Make an exact copy of all the records.
━━ TASK INPUTS ━━
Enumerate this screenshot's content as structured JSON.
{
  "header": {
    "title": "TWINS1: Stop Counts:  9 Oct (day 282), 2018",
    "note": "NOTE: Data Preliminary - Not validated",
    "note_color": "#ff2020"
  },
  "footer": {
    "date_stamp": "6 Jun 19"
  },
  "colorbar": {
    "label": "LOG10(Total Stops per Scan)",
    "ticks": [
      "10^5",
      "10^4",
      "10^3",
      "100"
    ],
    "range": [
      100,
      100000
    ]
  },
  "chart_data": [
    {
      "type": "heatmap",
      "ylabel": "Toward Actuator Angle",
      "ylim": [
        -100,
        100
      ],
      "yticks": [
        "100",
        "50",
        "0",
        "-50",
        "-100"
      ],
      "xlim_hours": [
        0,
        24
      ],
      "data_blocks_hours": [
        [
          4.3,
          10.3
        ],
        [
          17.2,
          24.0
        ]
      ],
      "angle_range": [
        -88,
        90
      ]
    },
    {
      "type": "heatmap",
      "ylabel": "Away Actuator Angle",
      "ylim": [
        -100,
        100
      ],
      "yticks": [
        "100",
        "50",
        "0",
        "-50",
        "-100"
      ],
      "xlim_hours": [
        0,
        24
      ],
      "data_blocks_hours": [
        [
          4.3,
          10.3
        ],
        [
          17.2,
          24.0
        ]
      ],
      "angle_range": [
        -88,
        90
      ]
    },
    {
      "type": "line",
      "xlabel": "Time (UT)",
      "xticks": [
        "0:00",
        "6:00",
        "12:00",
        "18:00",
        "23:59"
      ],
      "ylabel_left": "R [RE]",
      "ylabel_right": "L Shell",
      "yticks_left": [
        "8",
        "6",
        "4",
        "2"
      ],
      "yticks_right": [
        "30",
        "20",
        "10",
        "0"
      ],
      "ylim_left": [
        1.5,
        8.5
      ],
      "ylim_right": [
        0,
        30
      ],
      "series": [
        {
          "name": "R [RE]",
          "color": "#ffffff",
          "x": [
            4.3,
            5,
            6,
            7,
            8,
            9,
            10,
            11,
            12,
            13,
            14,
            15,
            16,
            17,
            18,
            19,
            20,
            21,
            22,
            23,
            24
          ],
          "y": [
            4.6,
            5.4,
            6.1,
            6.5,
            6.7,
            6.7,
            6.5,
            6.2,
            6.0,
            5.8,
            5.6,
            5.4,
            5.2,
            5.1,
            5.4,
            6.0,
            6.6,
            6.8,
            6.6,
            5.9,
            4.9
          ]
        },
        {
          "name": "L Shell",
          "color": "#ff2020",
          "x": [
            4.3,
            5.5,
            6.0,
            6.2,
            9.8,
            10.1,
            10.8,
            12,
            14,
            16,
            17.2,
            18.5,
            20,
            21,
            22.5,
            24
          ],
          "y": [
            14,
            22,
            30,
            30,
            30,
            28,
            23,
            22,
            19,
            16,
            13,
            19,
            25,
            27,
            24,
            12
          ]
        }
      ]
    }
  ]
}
━━━
## ANSWER TO THIS TASK
Enumerate this screenshot's content as structured JSON.
{
  "header": {
    "title": "TWINS1: Stop Counts:  9 Oct (day 282), 2018",
    "note": "NOTE: Data Preliminary - Not validated",
    "note_color": "#ff2020"
  },
  "footer": {
    "date_stamp": "6 Jun 19"
  },
  "colorbar": {
    "label": "LOG10(Total Stops per Scan)",
    "ticks": [
      "10^5",
      "10^4",
      "10^3",
      "100"
    ],
    "range": [
      100,
      100000
    ]
  },
  "chart_data": [
    {
      "type": "heatmap",
      "ylabel": "Toward Actuator Angle",
      "ylim": [
        -100,
        100
      ],
      "yticks": [
        "100",
        "50",
        "0",
        "-50",
        "-100"
      ],
      "xlim_hours": [
        0,
        24
      ],
      "data_blocks_hours": [
        [
          4.3,
          10.3
        ],
        [
          17.2,
          24.0
        ]
      ],
      "angle_range": [
        -88,
        90
      ]
    },
    {
      "type": "heatmap",
      "ylabel": "Away Actuator Angle",
      "ylim": [
        -100,
        100
      ],
      "yticks": [
        "100",
        "50",
        "0",
        "-50",
        "-100"
      ],
      "xlim_hours": [
        0,
        24
      ],
      "data_blocks_hours": [
        [
          4.3,
          10.3
        ],
        [
          17.2,
          24.0
        ]
      ],
      "angle_range": [
        -88,
        90
      ]
    },
    {
      "type": "line",
      "xlabel": "Time (UT)",
      "xticks": [
        "0:00",
        "6:00",
        "12:00",
        "18:00",
        "23:59"
      ],
      "ylabel_left": "R [RE]",
      "ylabel_right": "L Shell",
      "yticks_left": [
        "8",
        "6",
        "4",
        "2"
      ],
      "yticks_right": [
        "30",
        "20",
        "10",
        "0"
      ],
      "ylim_left": [
        1.5,
        8.5
      ],
      "ylim_right": [
        0,
        30
      ],
      "series": [
        {
          "name": "R [RE]",
          "color": "#ffffff",
          "x": [
            4.3,
            5,
            6,
            7,
            8,
            9,
            10,
            11,
            12,
            13,
            14,
            15,
            16,
            17,
            18,
            19,
            20,
            21,
            22,
            23,
            24
          ],
          "y": [
            4.6,
            5.4,
            6.1,
            6.5,
            6.7,
            6.7,
            6.5,
            6.2,
            6.0,
            5.8,
            5.6,
            5.4,
            5.2,
            5.1,
            5.4,
            6.0,
            6.6,
            6.8,
            6.6,
            5.9,
            4.9
          ]
        },
        {
          "name": "L Shell",
          "color": "#ff2020",
          "x": [
            4.3,
            5.5,
            6.0,
            6.2,
            9.8,
            10.1,
            10.8,
            12,
            14,
            16,
            17.2,
            18.5,
            20,
            21,
            22.5,
            24
          ],
          "y": [
            14,
            22,
            30,
            30,
            30,
            28,
            23,
            22,
            19,
            16,
            13,
            19,
            25,
            27,
            24,
            12
          ]
        }
      ]
    }
  ]
}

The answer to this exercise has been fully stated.